- Work to be completed
Copy every line of the records below word for word, leaving out the pictures.

- Records for this exercise
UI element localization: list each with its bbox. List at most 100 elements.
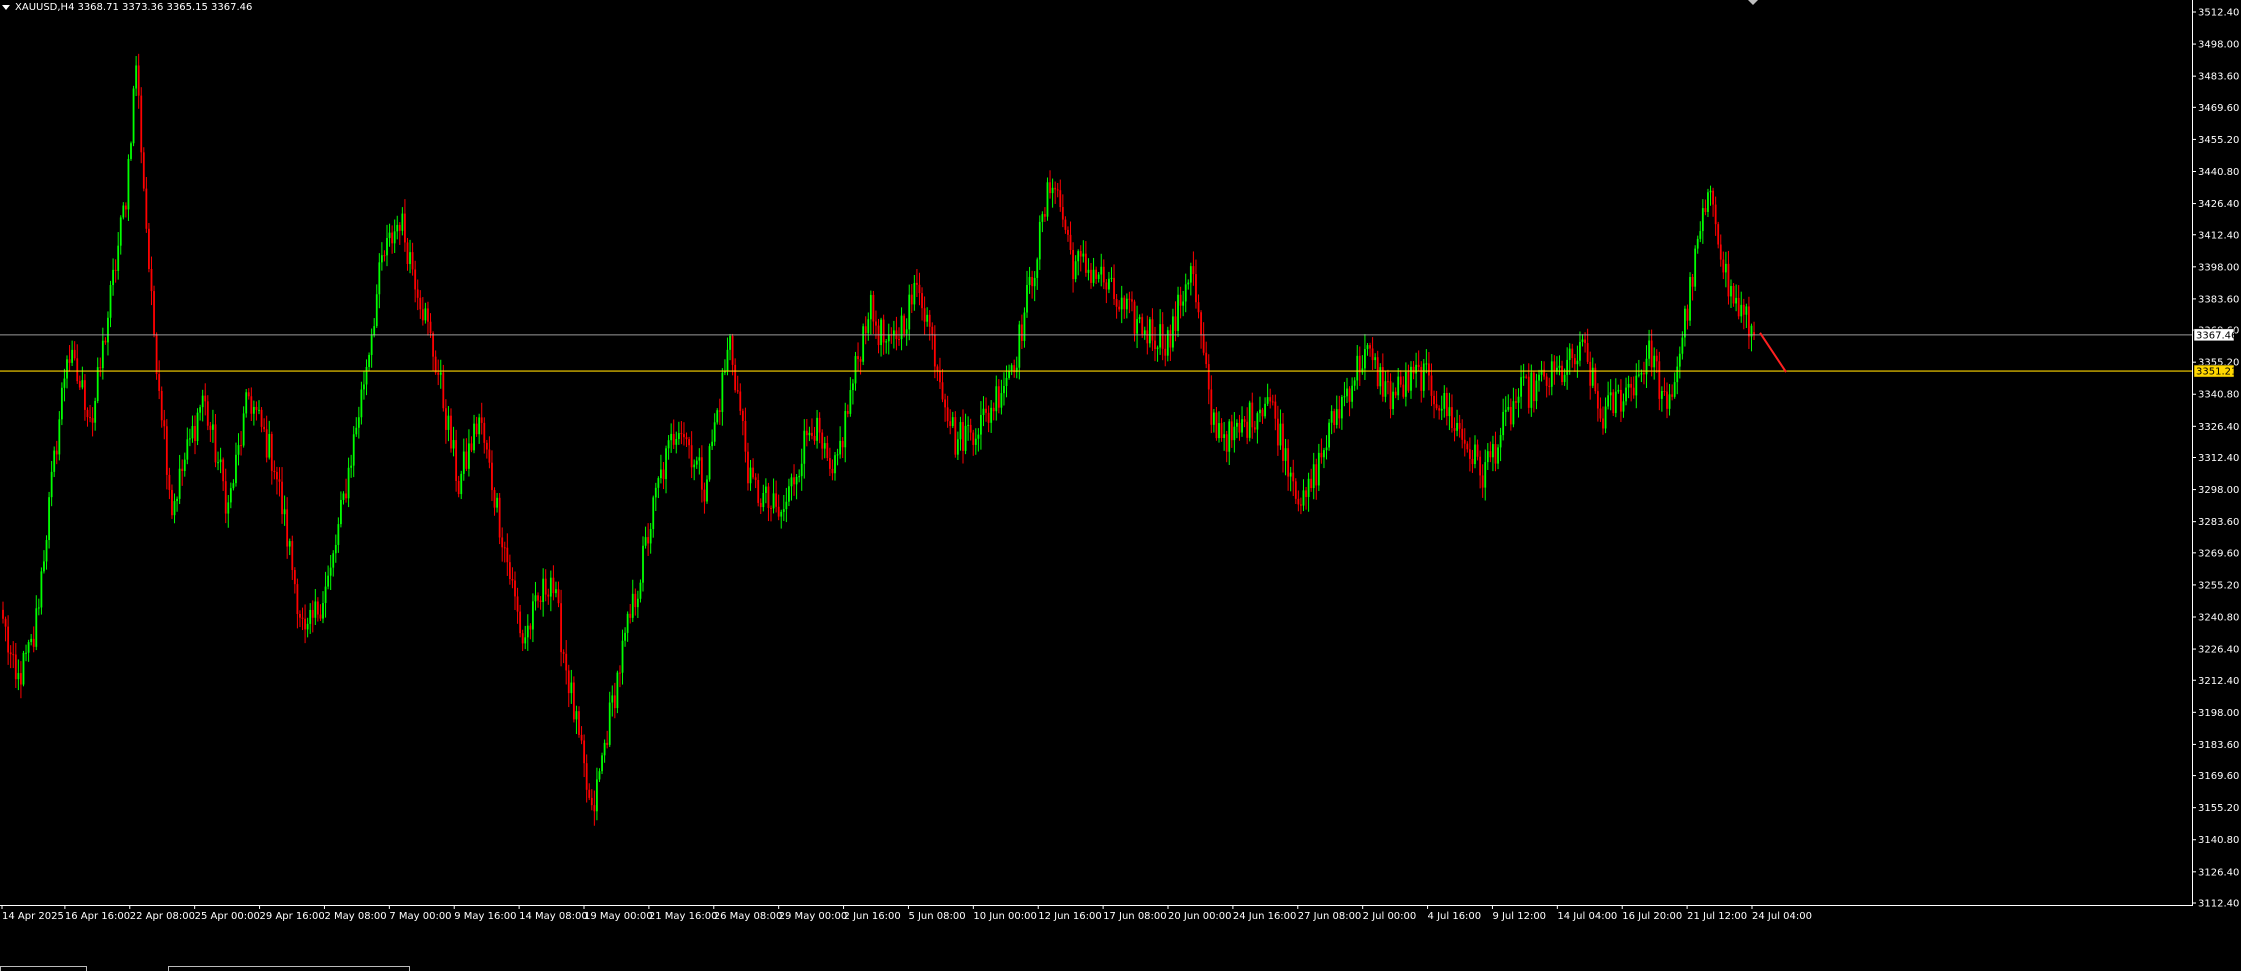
candle-body — [1366, 345, 1369, 350]
candle-body — [1292, 472, 1295, 482]
candle-body — [734, 364, 737, 391]
dropdown-triangle-icon[interactable] — [2, 5, 10, 10]
candle-body — [1681, 337, 1684, 354]
candle-body — [601, 755, 603, 772]
candle-body — [473, 423, 475, 451]
candle-body — [409, 252, 411, 264]
candle — [1148, 316, 1151, 348]
candle-body — [1673, 382, 1676, 397]
price-chart[interactable]: 3512.40 3498.00 3483.60 3469.60 3455.20 3440.… — [0, 0, 2241, 970]
candle-body — [1724, 263, 1727, 273]
symbol-info-bar[interactable]: XAUUSD,H4 3368.71 3373.36 3365.15 3367.4… — [2, 2, 252, 13]
candle-body — [1084, 253, 1087, 273]
price-axis[interactable]: 3512.40 3498.00 3483.60 3469.60 3455.20 3440.… — [2192, 0, 2239, 910]
candle-body — [1456, 422, 1458, 431]
candle-body — [834, 455, 836, 474]
candle-body — [1379, 367, 1382, 387]
candle-body — [416, 289, 419, 298]
candle-body — [1668, 394, 1671, 409]
candle-body — [1000, 393, 1003, 408]
candle-body — [1494, 444, 1497, 464]
candle-body — [1499, 435, 1502, 448]
candle-body — [327, 575, 330, 587]
candle-body — [360, 389, 363, 418]
price-tick-label: 3426.40 — [2198, 199, 2239, 210]
candle-body — [867, 319, 870, 334]
candle-body — [1548, 385, 1551, 387]
candle-body — [1241, 419, 1243, 433]
candle-body — [1256, 413, 1259, 430]
candle-body — [880, 319, 882, 346]
candle-body — [885, 341, 888, 343]
candle-body — [1458, 422, 1461, 429]
candle-body — [480, 417, 483, 423]
candle-body — [1220, 423, 1223, 439]
candle-body — [1108, 278, 1110, 290]
candle — [1717, 221, 1720, 249]
candle-body — [1558, 365, 1561, 368]
candle-body — [1512, 401, 1515, 425]
chart-window[interactable]: 3512.40 3498.00 3483.60 3469.60 3455.20 3440.… — [0, 0, 2241, 971]
candle-body — [186, 439, 189, 460]
price-tick-label: 3240.80 — [2198, 612, 2239, 623]
candle-body — [237, 445, 240, 455]
candle-body — [647, 537, 650, 544]
time-tick-label: 16 Jul 20:00 — [1622, 911, 1682, 922]
candle-body — [1584, 339, 1586, 344]
candle-body — [931, 326, 934, 335]
price-tick-label: 3212.40 — [2198, 676, 2239, 687]
price-tick-label: 3169.60 — [2198, 771, 2239, 782]
candle-body — [508, 562, 511, 580]
price-tick-label: 3440.80 — [2198, 167, 2239, 178]
chart-shift-marker-icon[interactable] — [1748, 0, 1758, 5]
candle-body — [1410, 366, 1412, 391]
candle-body — [900, 315, 903, 340]
candle-body — [695, 460, 698, 465]
candle-body — [1243, 419, 1246, 422]
candle-body — [1504, 409, 1507, 412]
candle-body — [1581, 339, 1584, 342]
candle-body — [229, 488, 232, 503]
candle-body — [470, 443, 473, 451]
time-tick-label: 12 Jun 16:00 — [1038, 911, 1102, 922]
candle-body — [1650, 340, 1653, 368]
candle-body — [135, 65, 138, 89]
candle-body — [1696, 238, 1699, 249]
candle-body — [1246, 421, 1249, 438]
candle-body — [985, 408, 987, 413]
price-tick-label: 3255.20 — [2198, 580, 2239, 591]
candle-body — [127, 158, 130, 210]
price-tick-label: 3112.40 — [2198, 899, 2239, 910]
candle-body — [967, 424, 970, 426]
candle-body — [468, 443, 470, 469]
candle-body — [1269, 397, 1272, 402]
candle-body — [1568, 348, 1571, 360]
chart-tab[interactable] — [168, 966, 410, 971]
candle-body — [1453, 428, 1456, 431]
candle-body — [1210, 389, 1213, 425]
candle-body — [1056, 189, 1059, 191]
candle-body — [1317, 452, 1320, 486]
candle-body — [1412, 366, 1415, 374]
candle-body — [788, 486, 790, 502]
candle-body — [1018, 324, 1021, 368]
candle-body — [921, 293, 923, 309]
candle-body — [1177, 294, 1179, 332]
candle-body — [199, 407, 202, 413]
candle-body — [301, 617, 304, 619]
candle-body — [63, 378, 66, 388]
candle-body — [1607, 395, 1610, 407]
candle-body — [1402, 384, 1405, 397]
candle-body — [352, 434, 355, 466]
time-tick-label: 14 Jul 04:00 — [1557, 911, 1617, 922]
candle-body — [713, 422, 716, 442]
candle-body — [972, 432, 975, 445]
price-tick-label: 3483.60 — [2198, 72, 2239, 83]
candle-body — [555, 589, 557, 594]
candle-body — [40, 571, 43, 608]
chart-tab[interactable] — [0, 966, 87, 971]
candle-body — [7, 626, 10, 653]
candle-body — [995, 386, 998, 412]
candle-body — [772, 493, 775, 509]
candle-body — [1148, 319, 1151, 344]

- Result for this exercise
UI element localization: list each with its bbox. List at most 100 elements.
candle-body — [1366, 345, 1369, 350]
candle-body — [1292, 472, 1295, 482]
candle-body — [734, 364, 737, 391]
dropdown-triangle-icon[interactable] — [2, 5, 10, 10]
candle-body — [1681, 337, 1684, 354]
candle-body — [601, 755, 603, 772]
candle-body — [473, 423, 475, 451]
candle-body — [409, 252, 411, 264]
candle — [1148, 316, 1151, 348]
candle-body — [1673, 382, 1676, 397]
price-chart[interactable]: 3512.40 3498.00 3483.60 3469.60 3455.20 3440.… — [0, 0, 2241, 970]
candle-body — [1724, 263, 1727, 273]
symbol-info-bar[interactable]: XAUUSD,H4 3368.71 3373.36 3365.15 3367.4… — [2, 2, 252, 13]
candle-body — [1084, 253, 1087, 273]
price-axis[interactable]: 3512.40 3498.00 3483.60 3469.60 3455.20 3440.… — [2192, 0, 2239, 910]
candle-body — [1456, 422, 1458, 431]
candle-body — [834, 455, 836, 474]
candle-body — [1379, 367, 1382, 387]
candle-body — [416, 289, 419, 298]
candle-body — [1668, 394, 1671, 409]
candle-body — [1000, 393, 1003, 408]
candle-body — [1494, 444, 1497, 464]
candle-body — [1499, 435, 1502, 448]
candle-body — [327, 575, 330, 587]
candle-body — [360, 389, 363, 418]
price-tick-label: 3426.40 — [2198, 199, 2239, 210]
candle-body — [867, 319, 870, 334]
candle-body — [1548, 385, 1551, 387]
candle-body — [1241, 419, 1243, 433]
candle-body — [1256, 413, 1259, 430]
candle-body — [880, 319, 882, 346]
candle-body — [885, 341, 888, 343]
candle-body — [1458, 422, 1461, 429]
candle-body — [480, 417, 483, 423]
candle-body — [1220, 423, 1223, 439]
candle-body — [1108, 278, 1110, 290]
candle — [1717, 221, 1720, 249]
candle-body — [1558, 365, 1561, 368]
candle-body — [1512, 401, 1515, 425]
chart-window[interactable]: 3512.40 3498.00 3483.60 3469.60 3455.20 3440.… — [0, 0, 2241, 971]
candle-body — [186, 439, 189, 460]
price-tick-label: 3240.80 — [2198, 612, 2239, 623]
candle-body — [237, 445, 240, 455]
candle-body — [647, 537, 650, 544]
time-tick-label: 16 Jul 20:00 — [1622, 911, 1682, 922]
candle-body — [1584, 339, 1586, 344]
candle-body — [931, 326, 934, 335]
price-tick-label: 3212.40 — [2198, 676, 2239, 687]
price-tick-label: 3169.60 — [2198, 771, 2239, 782]
candle-body — [508, 562, 511, 580]
price-tick-label: 3440.80 — [2198, 167, 2239, 178]
chart-shift-marker-icon[interactable] — [1748, 0, 1758, 5]
candle-body — [1410, 366, 1412, 391]
candle-body — [900, 315, 903, 340]
candle-body — [695, 460, 698, 465]
candle-body — [1243, 419, 1246, 422]
candle-body — [1504, 409, 1507, 412]
candle-body — [1581, 339, 1584, 342]
candle-body — [229, 488, 232, 503]
candle-body — [470, 443, 473, 451]
time-tick-label: 12 Jun 16:00 — [1038, 911, 1102, 922]
candle-body — [1650, 340, 1653, 368]
candle-body — [135, 65, 138, 89]
candle-body — [1696, 238, 1699, 249]
candle-body — [1246, 421, 1249, 438]
candle-body — [985, 408, 987, 413]
price-tick-label: 3255.20 — [2198, 580, 2239, 591]
candle-body — [127, 158, 130, 210]
price-tick-label: 3112.40 — [2198, 899, 2239, 910]
candle-body — [967, 424, 970, 426]
candle-body — [468, 443, 470, 469]
candle-body — [1269, 397, 1272, 402]
candle-body — [1568, 348, 1571, 360]
chart-tab[interactable] — [168, 966, 410, 971]
candle-body — [1453, 428, 1456, 431]
candle-body — [1210, 389, 1213, 425]
candle-body — [1056, 189, 1059, 191]
candle-body — [1317, 452, 1320, 486]
candle-body — [1412, 366, 1415, 374]
candle-body — [788, 486, 790, 502]
candle-body — [1018, 324, 1021, 368]
candle-body — [921, 293, 923, 309]
candle-body — [1177, 294, 1179, 332]
candle-body — [199, 407, 202, 413]
candle-body — [301, 617, 304, 619]
candle-body — [63, 378, 66, 388]
candle-body — [1607, 395, 1610, 407]
candle-body — [1402, 384, 1405, 397]
candle-body — [352, 434, 355, 466]
time-tick-label: 14 Jul 04:00 — [1557, 911, 1617, 922]
candle-body — [713, 422, 716, 442]
candle-body — [972, 432, 975, 445]
price-tick-label: 3483.60 — [2198, 72, 2239, 83]
candle-body — [555, 589, 557, 594]
candle-body — [40, 571, 43, 608]
chart-tab[interactable] — [0, 966, 87, 971]
candle-body — [7, 626, 10, 653]
candle-body — [995, 386, 998, 412]
candle-body — [772, 493, 775, 509]
candle-body — [1148, 319, 1151, 344]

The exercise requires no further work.